=== GIVEN INFORMATION ===
>>>
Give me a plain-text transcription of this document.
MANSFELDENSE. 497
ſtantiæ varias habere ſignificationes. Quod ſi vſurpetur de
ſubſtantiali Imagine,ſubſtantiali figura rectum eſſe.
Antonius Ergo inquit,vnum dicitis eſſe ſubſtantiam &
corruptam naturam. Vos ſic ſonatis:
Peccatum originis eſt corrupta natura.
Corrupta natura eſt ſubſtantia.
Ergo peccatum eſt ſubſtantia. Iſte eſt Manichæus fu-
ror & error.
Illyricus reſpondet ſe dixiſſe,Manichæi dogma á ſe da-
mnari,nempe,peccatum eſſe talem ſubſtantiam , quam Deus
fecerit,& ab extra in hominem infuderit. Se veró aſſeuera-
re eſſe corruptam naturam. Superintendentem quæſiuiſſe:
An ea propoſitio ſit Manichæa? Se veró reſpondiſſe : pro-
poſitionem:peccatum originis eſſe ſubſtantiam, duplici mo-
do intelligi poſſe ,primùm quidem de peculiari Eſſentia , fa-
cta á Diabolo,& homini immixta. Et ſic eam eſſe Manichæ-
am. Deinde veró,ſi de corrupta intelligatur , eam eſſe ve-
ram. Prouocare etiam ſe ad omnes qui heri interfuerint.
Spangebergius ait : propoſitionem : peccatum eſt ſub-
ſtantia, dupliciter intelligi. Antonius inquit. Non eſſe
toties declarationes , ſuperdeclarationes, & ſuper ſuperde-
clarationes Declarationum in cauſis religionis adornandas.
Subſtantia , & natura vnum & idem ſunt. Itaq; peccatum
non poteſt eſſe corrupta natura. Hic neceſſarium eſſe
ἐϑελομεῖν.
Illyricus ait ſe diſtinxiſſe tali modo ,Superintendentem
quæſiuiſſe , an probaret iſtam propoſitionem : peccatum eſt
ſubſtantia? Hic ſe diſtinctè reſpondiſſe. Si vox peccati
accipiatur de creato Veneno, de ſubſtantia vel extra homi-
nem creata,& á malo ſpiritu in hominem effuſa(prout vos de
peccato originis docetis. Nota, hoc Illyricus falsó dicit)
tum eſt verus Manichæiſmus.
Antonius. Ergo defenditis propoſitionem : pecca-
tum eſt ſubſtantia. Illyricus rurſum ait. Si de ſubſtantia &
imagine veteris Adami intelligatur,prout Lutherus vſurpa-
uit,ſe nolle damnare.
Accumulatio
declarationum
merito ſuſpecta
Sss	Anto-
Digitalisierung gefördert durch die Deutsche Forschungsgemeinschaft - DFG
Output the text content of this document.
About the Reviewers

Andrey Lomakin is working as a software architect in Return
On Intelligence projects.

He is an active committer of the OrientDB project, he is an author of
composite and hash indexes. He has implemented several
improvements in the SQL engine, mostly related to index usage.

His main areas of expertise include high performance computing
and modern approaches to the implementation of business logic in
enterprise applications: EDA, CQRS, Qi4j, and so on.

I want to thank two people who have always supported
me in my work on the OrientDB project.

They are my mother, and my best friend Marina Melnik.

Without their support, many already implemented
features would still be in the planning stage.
<<<
=== WORK INSTRUCTIONS ===
Report how many lines hold the string "propoſitionem", giving the number and nothing else.

=== ANSWER TO THIS PROBLEM ===
3